Provided entries:
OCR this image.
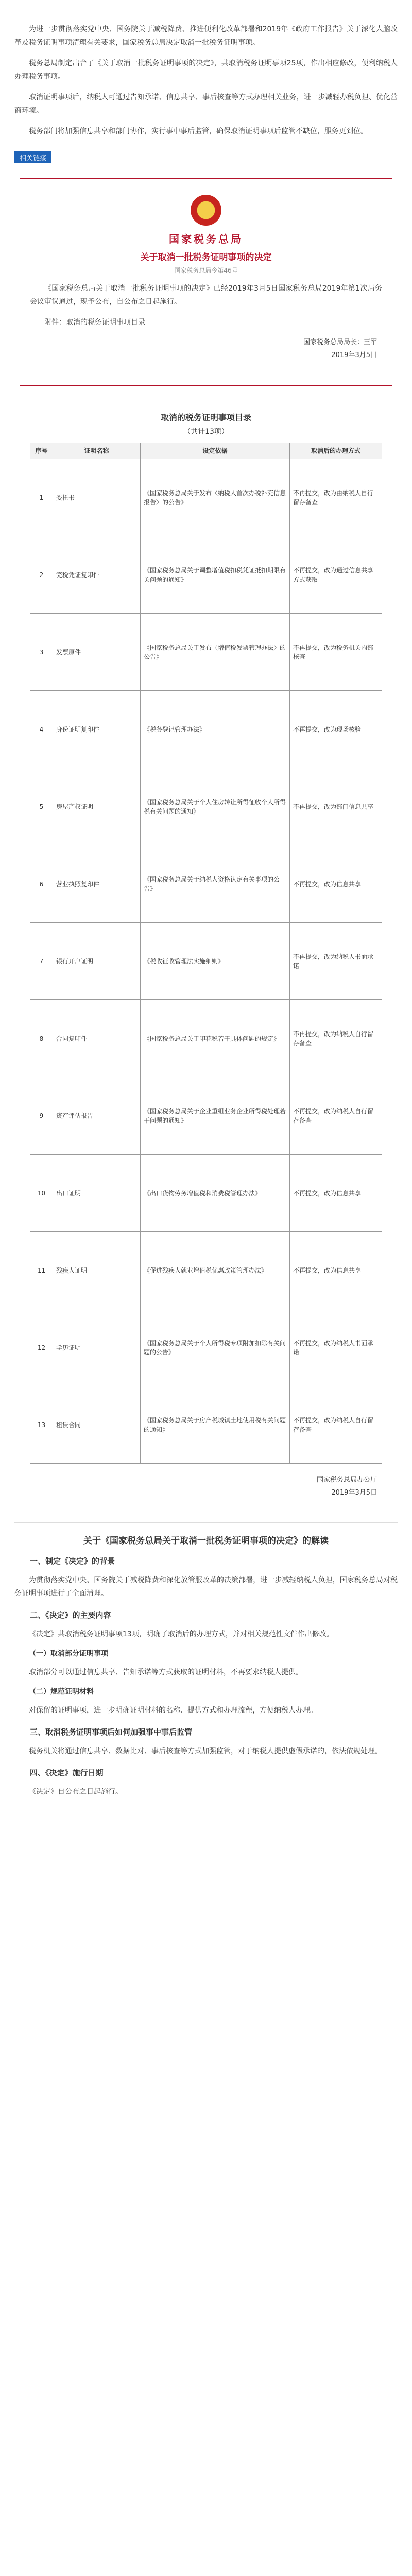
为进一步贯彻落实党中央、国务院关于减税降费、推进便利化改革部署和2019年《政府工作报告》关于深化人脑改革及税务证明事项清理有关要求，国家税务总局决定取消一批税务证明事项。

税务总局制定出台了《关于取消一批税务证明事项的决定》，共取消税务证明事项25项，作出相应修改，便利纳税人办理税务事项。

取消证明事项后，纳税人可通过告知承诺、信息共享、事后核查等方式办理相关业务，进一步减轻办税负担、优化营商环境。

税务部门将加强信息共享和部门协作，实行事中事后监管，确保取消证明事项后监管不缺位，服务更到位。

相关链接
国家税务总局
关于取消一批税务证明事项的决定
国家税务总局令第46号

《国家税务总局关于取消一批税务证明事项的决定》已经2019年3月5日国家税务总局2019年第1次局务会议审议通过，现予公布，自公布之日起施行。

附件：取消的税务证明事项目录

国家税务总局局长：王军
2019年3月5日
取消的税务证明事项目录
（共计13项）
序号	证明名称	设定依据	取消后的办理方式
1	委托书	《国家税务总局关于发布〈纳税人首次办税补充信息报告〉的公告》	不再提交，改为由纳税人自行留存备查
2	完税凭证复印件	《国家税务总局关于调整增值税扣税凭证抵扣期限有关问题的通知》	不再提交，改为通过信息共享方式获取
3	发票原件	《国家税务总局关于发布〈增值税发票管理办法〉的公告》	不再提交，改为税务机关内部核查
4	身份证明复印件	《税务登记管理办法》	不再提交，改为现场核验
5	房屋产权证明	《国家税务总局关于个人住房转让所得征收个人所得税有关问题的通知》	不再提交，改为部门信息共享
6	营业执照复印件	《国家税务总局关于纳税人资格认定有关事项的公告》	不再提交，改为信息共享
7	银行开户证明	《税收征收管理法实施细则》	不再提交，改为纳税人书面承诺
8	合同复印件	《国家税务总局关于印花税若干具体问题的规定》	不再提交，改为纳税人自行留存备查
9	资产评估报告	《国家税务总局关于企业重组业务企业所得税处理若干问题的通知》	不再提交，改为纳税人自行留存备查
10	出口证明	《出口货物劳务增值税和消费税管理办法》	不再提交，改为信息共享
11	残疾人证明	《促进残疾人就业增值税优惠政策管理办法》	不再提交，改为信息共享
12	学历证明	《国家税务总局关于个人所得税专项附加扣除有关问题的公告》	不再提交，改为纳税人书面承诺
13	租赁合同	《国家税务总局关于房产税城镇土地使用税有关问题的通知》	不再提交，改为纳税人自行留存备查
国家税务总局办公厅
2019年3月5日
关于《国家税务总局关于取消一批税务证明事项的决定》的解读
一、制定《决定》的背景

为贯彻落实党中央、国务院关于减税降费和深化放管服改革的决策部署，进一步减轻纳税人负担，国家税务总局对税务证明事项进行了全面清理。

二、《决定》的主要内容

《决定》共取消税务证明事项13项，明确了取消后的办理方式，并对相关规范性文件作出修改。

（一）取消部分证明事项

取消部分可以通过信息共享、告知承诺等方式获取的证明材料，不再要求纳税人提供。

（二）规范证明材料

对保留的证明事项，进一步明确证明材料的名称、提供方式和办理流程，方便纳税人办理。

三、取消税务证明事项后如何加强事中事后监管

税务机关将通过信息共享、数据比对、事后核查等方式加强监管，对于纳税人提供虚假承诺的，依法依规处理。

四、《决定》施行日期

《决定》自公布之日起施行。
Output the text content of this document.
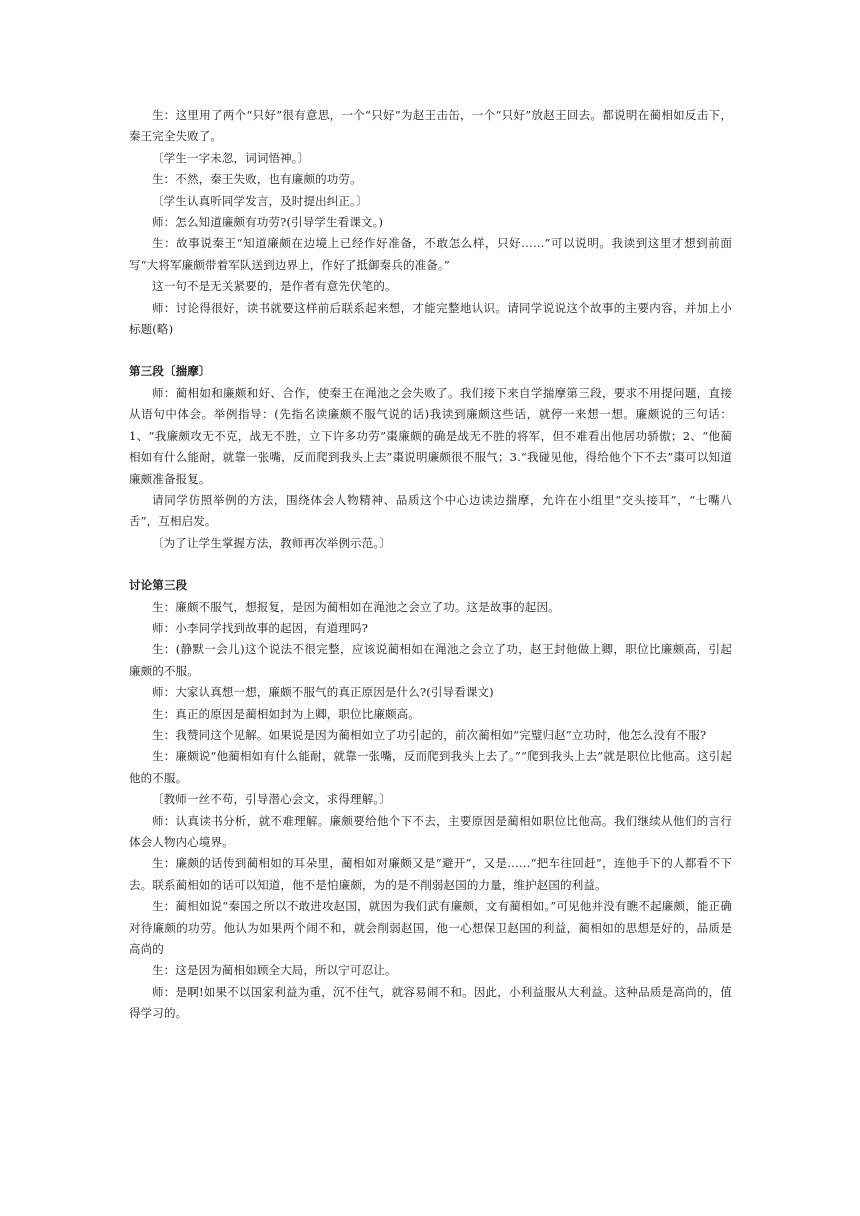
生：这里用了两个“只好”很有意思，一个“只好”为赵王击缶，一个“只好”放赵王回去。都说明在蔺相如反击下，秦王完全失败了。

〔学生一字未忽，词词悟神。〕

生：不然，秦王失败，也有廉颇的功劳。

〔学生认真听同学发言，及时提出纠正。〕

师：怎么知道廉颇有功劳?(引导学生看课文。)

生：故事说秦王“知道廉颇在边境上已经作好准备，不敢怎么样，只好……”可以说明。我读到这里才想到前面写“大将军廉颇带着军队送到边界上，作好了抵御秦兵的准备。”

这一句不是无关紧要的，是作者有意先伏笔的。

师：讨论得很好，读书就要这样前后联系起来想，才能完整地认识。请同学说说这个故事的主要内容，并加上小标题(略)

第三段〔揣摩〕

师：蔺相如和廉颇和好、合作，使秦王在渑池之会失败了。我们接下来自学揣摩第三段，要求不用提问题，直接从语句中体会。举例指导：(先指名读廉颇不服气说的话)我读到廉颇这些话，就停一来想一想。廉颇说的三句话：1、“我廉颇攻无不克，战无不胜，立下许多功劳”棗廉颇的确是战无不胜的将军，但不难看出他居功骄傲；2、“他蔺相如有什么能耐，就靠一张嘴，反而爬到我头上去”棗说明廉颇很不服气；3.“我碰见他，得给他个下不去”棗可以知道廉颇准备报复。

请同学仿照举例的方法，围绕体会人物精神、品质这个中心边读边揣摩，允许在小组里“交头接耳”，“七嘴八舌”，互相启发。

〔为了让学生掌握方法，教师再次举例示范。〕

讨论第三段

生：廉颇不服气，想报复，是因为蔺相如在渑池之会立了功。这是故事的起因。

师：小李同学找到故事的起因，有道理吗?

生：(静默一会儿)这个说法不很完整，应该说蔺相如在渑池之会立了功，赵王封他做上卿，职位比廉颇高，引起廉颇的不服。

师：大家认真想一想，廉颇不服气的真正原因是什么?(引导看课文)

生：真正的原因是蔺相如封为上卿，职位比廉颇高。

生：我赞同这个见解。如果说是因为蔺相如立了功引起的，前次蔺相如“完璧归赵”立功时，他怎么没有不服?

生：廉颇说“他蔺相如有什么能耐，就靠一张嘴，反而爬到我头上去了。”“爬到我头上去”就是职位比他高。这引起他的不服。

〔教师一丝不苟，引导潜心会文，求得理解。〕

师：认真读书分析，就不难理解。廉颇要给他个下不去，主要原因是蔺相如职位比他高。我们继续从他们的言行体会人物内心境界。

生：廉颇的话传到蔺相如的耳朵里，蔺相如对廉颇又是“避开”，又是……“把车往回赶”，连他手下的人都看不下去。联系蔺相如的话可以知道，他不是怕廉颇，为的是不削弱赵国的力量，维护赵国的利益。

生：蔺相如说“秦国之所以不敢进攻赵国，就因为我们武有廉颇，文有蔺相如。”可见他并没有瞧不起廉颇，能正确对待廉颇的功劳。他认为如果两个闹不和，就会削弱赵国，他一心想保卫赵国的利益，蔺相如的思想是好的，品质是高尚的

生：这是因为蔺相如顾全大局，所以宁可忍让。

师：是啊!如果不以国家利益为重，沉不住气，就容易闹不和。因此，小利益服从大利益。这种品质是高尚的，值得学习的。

Stated goal:
Find each line that has the word "改为信息共享", then copy it out.

Result of this exercise:
6	营业执照复印件	《国家税务总局关于纳税人资格认定有关事项的公告》	不再提交，改为信息共享
10	出口证明	《出口货物劳务增值税和消费税管理办法》	不再提交，改为信息共享
11	残疾人证明	《促进残疾人就业增值税优惠政策管理办法》	不再提交，改为信息共享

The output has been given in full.